## Source material
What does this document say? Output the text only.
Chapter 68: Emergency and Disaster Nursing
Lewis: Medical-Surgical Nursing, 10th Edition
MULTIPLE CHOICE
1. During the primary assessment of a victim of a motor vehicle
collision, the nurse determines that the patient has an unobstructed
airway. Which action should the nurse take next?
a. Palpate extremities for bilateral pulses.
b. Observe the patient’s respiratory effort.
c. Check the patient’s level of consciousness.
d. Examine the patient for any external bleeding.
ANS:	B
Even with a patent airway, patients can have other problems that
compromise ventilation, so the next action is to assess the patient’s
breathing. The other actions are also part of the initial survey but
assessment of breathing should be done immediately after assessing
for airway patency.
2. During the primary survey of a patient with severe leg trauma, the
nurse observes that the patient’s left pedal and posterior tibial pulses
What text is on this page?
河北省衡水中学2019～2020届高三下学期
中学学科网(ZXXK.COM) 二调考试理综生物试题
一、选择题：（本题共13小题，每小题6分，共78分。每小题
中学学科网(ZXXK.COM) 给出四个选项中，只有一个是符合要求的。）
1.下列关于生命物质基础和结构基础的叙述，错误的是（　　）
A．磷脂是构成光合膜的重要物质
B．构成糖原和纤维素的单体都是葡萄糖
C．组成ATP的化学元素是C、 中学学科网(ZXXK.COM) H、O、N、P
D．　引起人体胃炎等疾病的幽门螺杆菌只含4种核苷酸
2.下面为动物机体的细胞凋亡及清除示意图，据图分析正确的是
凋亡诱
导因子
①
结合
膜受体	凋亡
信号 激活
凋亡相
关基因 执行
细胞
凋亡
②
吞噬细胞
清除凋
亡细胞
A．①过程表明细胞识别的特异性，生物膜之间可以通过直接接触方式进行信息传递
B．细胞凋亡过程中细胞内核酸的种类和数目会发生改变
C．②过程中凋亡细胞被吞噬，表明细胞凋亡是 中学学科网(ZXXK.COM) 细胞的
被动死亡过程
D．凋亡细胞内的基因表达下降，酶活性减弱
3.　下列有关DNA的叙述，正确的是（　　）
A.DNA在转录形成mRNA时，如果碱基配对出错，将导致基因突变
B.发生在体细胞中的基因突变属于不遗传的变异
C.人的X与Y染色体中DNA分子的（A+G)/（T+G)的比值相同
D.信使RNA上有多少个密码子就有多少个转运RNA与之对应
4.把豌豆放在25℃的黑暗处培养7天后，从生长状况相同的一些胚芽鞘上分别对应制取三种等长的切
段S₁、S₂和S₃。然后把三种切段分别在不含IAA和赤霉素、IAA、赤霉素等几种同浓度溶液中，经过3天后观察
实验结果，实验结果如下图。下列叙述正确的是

## Aim of the exercise
Gather all lines from the records above in which "What" appears.

## Exercise output
What does this document say? Output the text only.
What text is on this page?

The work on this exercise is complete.